▶ _Material for the task_:
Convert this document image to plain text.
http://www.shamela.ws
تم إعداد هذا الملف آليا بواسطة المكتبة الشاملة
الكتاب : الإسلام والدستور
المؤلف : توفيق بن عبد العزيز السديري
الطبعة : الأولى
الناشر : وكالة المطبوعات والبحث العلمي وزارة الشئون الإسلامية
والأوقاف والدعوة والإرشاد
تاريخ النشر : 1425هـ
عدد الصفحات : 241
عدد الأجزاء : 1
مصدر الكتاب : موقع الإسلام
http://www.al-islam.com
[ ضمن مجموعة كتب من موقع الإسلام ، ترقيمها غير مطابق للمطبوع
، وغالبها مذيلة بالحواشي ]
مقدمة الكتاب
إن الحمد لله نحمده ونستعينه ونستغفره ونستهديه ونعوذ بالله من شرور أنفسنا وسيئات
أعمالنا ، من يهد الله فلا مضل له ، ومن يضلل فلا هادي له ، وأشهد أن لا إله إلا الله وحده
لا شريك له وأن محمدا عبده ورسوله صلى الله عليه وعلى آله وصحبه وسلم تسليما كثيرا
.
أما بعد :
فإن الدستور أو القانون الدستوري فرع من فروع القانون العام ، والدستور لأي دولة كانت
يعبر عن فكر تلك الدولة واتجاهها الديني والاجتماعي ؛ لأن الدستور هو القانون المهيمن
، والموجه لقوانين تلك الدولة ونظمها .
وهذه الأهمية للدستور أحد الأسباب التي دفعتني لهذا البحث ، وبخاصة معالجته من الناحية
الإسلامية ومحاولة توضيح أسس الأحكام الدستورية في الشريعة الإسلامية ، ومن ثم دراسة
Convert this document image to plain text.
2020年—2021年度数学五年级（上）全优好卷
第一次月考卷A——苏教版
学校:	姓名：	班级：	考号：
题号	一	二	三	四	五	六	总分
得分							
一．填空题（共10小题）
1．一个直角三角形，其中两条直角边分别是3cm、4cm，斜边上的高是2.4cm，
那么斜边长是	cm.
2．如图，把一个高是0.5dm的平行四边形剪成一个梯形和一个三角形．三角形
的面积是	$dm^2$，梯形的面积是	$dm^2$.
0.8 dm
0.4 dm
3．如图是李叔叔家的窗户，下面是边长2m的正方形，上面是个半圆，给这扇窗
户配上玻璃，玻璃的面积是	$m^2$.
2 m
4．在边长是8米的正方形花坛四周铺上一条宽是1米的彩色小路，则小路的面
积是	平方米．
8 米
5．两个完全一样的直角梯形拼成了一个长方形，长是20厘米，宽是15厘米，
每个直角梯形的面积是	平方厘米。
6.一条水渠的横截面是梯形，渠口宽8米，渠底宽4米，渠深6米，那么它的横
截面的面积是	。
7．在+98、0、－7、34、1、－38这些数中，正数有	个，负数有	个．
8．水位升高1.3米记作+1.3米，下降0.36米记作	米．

▶ _Task to carry out_:
Transcribe the data above in full, exactly.

▶ _Task output_:
Convert this document image to plain text.
http://www.shamela.ws
تم إعداد هذا الملف آليا بواسطة المكتبة الشاملة
الكتاب : الإسلام والدستور
المؤلف : توفيق بن عبد العزيز السديري
الطبعة : الأولى
الناشر : وكالة المطبوعات والبحث العلمي وزارة الشئون الإسلامية
والأوقاف والدعوة والإرشاد
تاريخ النشر : 1425هـ
عدد الصفحات : 241
عدد الأجزاء : 1
مصدر الكتاب : موقع الإسلام
http://www.al-islam.com
[ ضمن مجموعة كتب من موقع الإسلام ، ترقيمها غير مطابق للمطبوع
، وغالبها مذيلة بالحواشي ]
مقدمة الكتاب
إن الحمد لله نحمده ونستعينه ونستغفره ونستهديه ونعوذ بالله من شرور أنفسنا وسيئات
أعمالنا ، من يهد الله فلا مضل له ، ومن يضلل فلا هادي له ، وأشهد أن لا إله إلا الله وحده
لا شريك له وأن محمدا عبده ورسوله صلى الله عليه وعلى آله وصحبه وسلم تسليما كثيرا
.
أما بعد :
فإن الدستور أو القانون الدستوري فرع من فروع القانون العام ، والدستور لأي دولة كانت
يعبر عن فكر تلك الدولة واتجاهها الديني والاجتماعي ؛ لأن الدستور هو القانون المهيمن
، والموجه لقوانين تلك الدولة ونظمها .
وهذه الأهمية للدستور أحد الأسباب التي دفعتني لهذا البحث ، وبخاصة معالجته من الناحية
الإسلامية ومحاولة توضيح أسس الأحكام الدستورية في الشريعة الإسلامية ، ومن ثم دراسة
Convert this document image to plain text.
2020年—2021年度数学五年级（上）全优好卷
第一次月考卷A——苏教版
学校:	姓名：	班级：	考号：
题号	一	二	三	四	五	六	总分
得分							
一．填空题（共10小题）
1．一个直角三角形，其中两条直角边分别是3cm、4cm，斜边上的高是2.4cm，
那么斜边长是	cm.
2．如图，把一个高是0.5dm的平行四边形剪成一个梯形和一个三角形．三角形
的面积是	$dm^2$，梯形的面积是	$dm^2$.
0.8 dm
0.4 dm
3．如图是李叔叔家的窗户，下面是边长2m的正方形，上面是个半圆，给这扇窗
户配上玻璃，玻璃的面积是	$m^2$.
2 m
4．在边长是8米的正方形花坛四周铺上一条宽是1米的彩色小路，则小路的面
积是	平方米．
8 米
5．两个完全一样的直角梯形拼成了一个长方形，长是20厘米，宽是15厘米，
每个直角梯形的面积是	平方厘米。
6.一条水渠的横截面是梯形，渠口宽8米，渠底宽4米，渠深6米，那么它的横
截面的面积是	。
7．在+98、0、－7、34、1、－38这些数中，正数有	个，负数有	个．
8．水位升高1.3米记作+1.3米，下降0.36米记作	米．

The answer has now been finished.